* **Task brief**
Among the entries below, find the lines with "action" and copy them.

--- Recorded data ---

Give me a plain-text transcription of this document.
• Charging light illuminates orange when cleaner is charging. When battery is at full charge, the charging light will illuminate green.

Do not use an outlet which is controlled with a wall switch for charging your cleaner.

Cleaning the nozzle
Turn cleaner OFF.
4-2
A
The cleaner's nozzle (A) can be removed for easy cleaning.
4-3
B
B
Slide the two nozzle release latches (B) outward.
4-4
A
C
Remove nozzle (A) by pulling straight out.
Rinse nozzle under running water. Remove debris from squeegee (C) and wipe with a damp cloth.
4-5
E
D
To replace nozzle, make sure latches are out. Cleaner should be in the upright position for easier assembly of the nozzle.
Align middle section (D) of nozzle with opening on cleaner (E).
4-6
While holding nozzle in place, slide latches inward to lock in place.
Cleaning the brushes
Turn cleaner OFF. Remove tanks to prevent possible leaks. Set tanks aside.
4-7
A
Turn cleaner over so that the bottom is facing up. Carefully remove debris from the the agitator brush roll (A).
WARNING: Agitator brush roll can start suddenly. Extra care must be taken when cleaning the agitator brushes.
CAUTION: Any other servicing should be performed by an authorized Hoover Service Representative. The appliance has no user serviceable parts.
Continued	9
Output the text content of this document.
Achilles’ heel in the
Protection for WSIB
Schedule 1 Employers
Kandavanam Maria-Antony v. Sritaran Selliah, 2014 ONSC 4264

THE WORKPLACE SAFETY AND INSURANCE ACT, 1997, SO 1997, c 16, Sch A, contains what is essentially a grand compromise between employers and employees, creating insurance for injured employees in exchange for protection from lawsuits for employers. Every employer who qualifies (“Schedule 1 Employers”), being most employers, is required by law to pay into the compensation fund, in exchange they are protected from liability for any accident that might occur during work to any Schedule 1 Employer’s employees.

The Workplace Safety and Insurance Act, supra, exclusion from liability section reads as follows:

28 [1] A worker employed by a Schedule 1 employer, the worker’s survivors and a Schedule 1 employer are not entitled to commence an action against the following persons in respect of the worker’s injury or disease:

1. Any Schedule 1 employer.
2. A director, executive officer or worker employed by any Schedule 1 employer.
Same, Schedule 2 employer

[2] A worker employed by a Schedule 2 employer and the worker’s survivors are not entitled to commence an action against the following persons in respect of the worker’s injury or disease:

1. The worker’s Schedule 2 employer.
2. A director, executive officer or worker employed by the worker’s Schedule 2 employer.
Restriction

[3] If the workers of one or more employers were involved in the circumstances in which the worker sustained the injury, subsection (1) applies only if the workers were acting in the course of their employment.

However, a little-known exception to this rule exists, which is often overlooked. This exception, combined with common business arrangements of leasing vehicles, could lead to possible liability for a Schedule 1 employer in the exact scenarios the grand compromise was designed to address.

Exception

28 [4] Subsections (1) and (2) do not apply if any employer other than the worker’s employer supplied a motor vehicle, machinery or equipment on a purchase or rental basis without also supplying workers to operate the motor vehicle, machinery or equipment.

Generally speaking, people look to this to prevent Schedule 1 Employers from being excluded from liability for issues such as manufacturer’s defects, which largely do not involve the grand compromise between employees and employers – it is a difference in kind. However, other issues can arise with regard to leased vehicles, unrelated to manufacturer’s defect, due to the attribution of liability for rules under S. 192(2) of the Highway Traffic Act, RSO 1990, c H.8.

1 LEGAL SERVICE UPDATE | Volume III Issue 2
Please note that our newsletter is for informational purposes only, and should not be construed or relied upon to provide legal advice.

---

* **The result**
28 [1] A worker employed by a Schedule 1 employer, the worker’s survivors and a Schedule 1 employer are not entitled to commence an action against the following persons in respect of the worker’s injury or disease:
[2] A worker employed by a Schedule 2 employer and the worker’s survivors are not entitled to commence an action against the following persons in respect of the worker’s injury or disease:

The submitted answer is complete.